==== Input rows ====

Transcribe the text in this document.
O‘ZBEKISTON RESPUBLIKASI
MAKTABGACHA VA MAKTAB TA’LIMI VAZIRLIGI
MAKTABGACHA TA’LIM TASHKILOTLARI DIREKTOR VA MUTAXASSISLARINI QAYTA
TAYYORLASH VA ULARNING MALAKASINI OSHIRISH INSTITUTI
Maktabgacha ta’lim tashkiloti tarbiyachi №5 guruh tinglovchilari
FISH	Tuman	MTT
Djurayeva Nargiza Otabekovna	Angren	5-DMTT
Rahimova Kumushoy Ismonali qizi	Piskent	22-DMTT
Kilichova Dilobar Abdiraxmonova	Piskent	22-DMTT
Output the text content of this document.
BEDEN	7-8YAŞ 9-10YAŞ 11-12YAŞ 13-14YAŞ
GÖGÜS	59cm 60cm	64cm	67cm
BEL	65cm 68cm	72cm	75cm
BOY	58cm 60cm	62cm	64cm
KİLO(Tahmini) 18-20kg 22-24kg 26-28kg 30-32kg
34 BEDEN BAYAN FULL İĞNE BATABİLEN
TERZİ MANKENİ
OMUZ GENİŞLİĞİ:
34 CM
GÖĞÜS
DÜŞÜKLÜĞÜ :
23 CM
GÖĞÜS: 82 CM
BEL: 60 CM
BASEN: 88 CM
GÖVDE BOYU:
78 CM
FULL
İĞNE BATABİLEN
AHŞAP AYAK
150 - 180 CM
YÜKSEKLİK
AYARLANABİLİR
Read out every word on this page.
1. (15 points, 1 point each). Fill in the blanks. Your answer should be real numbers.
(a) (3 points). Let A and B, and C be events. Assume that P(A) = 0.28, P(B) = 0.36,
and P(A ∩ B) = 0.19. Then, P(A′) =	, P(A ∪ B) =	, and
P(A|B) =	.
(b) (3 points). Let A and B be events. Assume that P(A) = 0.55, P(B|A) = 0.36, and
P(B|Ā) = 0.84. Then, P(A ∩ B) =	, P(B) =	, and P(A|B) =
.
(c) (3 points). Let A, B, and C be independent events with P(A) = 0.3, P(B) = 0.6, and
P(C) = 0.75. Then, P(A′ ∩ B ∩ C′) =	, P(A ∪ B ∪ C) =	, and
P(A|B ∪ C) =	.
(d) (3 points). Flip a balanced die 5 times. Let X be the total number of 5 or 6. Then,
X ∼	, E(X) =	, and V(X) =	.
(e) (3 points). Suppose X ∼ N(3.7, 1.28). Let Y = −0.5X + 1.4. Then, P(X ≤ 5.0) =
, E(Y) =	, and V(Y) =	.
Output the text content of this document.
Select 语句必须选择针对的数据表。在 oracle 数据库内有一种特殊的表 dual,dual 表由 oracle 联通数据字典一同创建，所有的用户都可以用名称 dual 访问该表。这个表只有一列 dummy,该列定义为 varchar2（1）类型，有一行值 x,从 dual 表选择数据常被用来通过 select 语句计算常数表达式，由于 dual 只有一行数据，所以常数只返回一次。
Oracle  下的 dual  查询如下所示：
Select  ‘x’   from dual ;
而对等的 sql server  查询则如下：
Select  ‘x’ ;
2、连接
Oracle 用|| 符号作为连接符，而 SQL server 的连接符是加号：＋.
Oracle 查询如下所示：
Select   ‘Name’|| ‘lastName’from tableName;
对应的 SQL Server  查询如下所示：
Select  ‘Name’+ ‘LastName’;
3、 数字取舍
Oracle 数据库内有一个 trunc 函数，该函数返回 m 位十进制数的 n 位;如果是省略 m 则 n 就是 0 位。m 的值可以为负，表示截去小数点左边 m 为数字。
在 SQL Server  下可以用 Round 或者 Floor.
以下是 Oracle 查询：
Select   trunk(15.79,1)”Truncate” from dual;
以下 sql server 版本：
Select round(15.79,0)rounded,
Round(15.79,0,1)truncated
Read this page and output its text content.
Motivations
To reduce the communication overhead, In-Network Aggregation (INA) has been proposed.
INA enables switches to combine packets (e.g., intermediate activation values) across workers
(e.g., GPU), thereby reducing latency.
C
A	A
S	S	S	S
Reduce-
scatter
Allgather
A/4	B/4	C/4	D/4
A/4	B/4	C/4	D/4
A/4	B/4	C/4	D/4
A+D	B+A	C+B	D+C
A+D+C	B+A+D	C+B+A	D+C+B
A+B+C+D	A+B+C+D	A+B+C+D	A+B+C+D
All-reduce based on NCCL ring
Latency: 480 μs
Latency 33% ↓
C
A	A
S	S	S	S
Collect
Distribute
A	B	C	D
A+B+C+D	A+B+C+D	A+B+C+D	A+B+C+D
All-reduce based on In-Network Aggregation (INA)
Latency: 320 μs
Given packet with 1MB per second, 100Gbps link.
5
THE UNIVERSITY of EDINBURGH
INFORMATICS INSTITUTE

====

Only the number is required: the count of lines containing the word "Read".

> [Worked answer]:
2